■ WHAT YOU WILL DO ■
Extract the entries in their exact form.

*****

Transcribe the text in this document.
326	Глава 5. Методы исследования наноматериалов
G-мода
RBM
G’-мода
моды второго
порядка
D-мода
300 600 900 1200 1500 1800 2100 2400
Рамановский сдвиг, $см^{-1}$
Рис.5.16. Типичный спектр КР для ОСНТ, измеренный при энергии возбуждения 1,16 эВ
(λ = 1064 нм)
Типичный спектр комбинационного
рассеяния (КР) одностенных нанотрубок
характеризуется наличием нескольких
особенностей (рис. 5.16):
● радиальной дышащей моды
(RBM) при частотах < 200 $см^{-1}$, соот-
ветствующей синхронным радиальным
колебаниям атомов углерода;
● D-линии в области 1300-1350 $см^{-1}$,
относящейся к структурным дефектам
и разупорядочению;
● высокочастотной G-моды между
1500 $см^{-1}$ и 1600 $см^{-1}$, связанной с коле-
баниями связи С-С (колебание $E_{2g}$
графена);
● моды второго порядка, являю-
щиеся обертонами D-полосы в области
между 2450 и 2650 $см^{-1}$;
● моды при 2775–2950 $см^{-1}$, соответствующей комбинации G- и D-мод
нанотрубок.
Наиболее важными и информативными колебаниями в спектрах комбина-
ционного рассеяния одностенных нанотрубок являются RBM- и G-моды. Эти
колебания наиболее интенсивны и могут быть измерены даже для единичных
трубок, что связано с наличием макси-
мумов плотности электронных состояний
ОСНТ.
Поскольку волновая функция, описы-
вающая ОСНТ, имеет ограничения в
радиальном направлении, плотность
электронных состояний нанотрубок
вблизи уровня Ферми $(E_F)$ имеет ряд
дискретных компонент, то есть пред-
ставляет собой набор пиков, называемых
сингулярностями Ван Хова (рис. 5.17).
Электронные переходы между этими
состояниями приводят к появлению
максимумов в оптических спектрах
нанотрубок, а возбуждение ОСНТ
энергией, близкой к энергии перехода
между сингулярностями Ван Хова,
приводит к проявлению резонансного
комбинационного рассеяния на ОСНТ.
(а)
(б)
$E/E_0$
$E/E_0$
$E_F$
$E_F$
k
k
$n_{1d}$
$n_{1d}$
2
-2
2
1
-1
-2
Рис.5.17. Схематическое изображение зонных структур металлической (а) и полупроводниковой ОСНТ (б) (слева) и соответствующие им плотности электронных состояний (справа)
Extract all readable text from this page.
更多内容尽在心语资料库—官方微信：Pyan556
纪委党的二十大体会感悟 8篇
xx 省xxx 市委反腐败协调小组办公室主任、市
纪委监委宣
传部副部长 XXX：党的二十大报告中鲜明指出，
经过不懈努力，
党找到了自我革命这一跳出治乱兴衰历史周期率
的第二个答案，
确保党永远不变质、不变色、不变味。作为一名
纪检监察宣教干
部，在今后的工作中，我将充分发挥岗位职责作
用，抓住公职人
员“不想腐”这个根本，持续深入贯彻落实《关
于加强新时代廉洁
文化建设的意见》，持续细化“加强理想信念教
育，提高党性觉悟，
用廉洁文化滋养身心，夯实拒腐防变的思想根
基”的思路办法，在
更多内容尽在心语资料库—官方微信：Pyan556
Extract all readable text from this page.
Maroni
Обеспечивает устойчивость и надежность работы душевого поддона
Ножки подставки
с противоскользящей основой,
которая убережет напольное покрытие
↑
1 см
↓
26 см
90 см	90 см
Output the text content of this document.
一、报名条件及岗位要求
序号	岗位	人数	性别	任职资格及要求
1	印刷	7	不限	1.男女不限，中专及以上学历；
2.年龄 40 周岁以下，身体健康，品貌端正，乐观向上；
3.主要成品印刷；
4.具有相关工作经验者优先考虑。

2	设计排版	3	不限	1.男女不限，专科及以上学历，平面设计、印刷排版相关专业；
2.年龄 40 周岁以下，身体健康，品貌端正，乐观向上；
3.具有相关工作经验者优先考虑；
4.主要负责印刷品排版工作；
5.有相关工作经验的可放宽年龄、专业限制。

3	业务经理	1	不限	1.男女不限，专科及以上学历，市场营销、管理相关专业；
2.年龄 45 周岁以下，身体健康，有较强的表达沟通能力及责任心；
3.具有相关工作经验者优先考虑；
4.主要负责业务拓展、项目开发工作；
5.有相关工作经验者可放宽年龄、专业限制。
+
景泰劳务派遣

*****

■ ANSWER FOR THIS EXERCISE ■
Transcribe the text in this document.
326	Глава 5. Методы исследования наноматериалов
G-мода
RBM
G’-мода
моды второго
порядка
D-мода
300 600 900 1200 1500 1800 2100 2400
Рамановский сдвиг, $см^{-1}$
Рис.5.16. Типичный спектр КР для ОСНТ, измеренный при энергии возбуждения 1,16 эВ
(λ = 1064 нм)
Типичный спектр комбинационного
рассеяния (КР) одностенных нанотрубок
характеризуется наличием нескольких
особенностей (рис. 5.16):
● радиальной дышащей моды
(RBM) при частотах < 200 $см^{-1}$, соот-
ветствующей синхронным радиальным
колебаниям атомов углерода;
● D-линии в области 1300-1350 $см^{-1}$,
относящейся к структурным дефектам
и разупорядочению;
● высокочастотной G-моды между
1500 $см^{-1}$ и 1600 $см^{-1}$, связанной с коле-
баниями связи С-С (колебание $E_{2g}$
графена);
● моды второго порядка, являю-
щиеся обертонами D-полосы в области
между 2450 и 2650 $см^{-1}$;
● моды при 2775–2950 $см^{-1}$, соответствующей комбинации G- и D-мод
нанотрубок.
Наиболее важными и информативными колебаниями в спектрах комбина-
ционного рассеяния одностенных нанотрубок являются RBM- и G-моды. Эти
колебания наиболее интенсивны и могут быть измерены даже для единичных
трубок, что связано с наличием макси-
мумов плотности электронных состояний
ОСНТ.
Поскольку волновая функция, описы-
вающая ОСНТ, имеет ограничения в
радиальном направлении, плотность
электронных состояний нанотрубок
вблизи уровня Ферми $(E_F)$ имеет ряд
дискретных компонент, то есть пред-
ставляет собой набор пиков, называемых
сингулярностями Ван Хова (рис. 5.17).
Электронные переходы между этими
состояниями приводят к появлению
максимумов в оптических спектрах
нанотрубок, а возбуждение ОСНТ
энергией, близкой к энергии перехода
между сингулярностями Ван Хова,
приводит к проявлению резонансного
комбинационного рассеяния на ОСНТ.
(а)
(б)
$E/E_0$
$E/E_0$
$E_F$
$E_F$
k
k
$n_{1d}$
$n_{1d}$
2
-2
2
1
-1
-2
Рис.5.17. Схематическое изображение зонных структур металлической (а) и полупроводниковой ОСНТ (б) (слева) и соответствующие им плотности электронных состояний (справа)
Extract all readable text from this page.
更多内容尽在心语资料库—官方微信：Pyan556
纪委党的二十大体会感悟 8篇
xx 省xxx 市委反腐败协调小组办公室主任、市
纪委监委宣
传部副部长 XXX：党的二十大报告中鲜明指出，
经过不懈努力，
党找到了自我革命这一跳出治乱兴衰历史周期率
的第二个答案，
确保党永远不变质、不变色、不变味。作为一名
纪检监察宣教干
部，在今后的工作中，我将充分发挥岗位职责作
用，抓住公职人
员“不想腐”这个根本，持续深入贯彻落实《关
于加强新时代廉洁
文化建设的意见》，持续细化“加强理想信念教
育，提高党性觉悟，
用廉洁文化滋养身心，夯实拒腐防变的思想根
基”的思路办法，在
更多内容尽在心语资料库—官方微信：Pyan556
Extract all readable text from this page.
Maroni
Обеспечивает устойчивость и надежность работы душевого поддона
Ножки подставки
с противоскользящей основой,
которая убережет напольное покрытие
↑
1 см
↓
26 см
90 см	90 см
Output the text content of this document.
一、报名条件及岗位要求
序号	岗位	人数	性别	任职资格及要求
1	印刷	7	不限	1.男女不限，中专及以上学历；
2.年龄 40 周岁以下，身体健康，品貌端正，乐观向上；
3.主要成品印刷；
4.具有相关工作经验者优先考虑。

2	设计排版	3	不限	1.男女不限，专科及以上学历，平面设计、印刷排版相关专业；
2.年龄 40 周岁以下，身体健康，品貌端正，乐观向上；
3.具有相关工作经验者优先考虑；
4.主要负责印刷品排版工作；
5.有相关工作经验的可放宽年龄、专业限制。

3	业务经理	1	不限	1.男女不限，专科及以上学历，市场营销、管理相关专业；
2.年龄 45 周岁以下，身体健康，有较强的表达沟通能力及责任心；
3.具有相关工作经验者优先考虑；
4.主要负责业务拓展、项目开发工作；
5.有相关工作经验者可放宽年龄、专业限制。
+
景泰劳务派遣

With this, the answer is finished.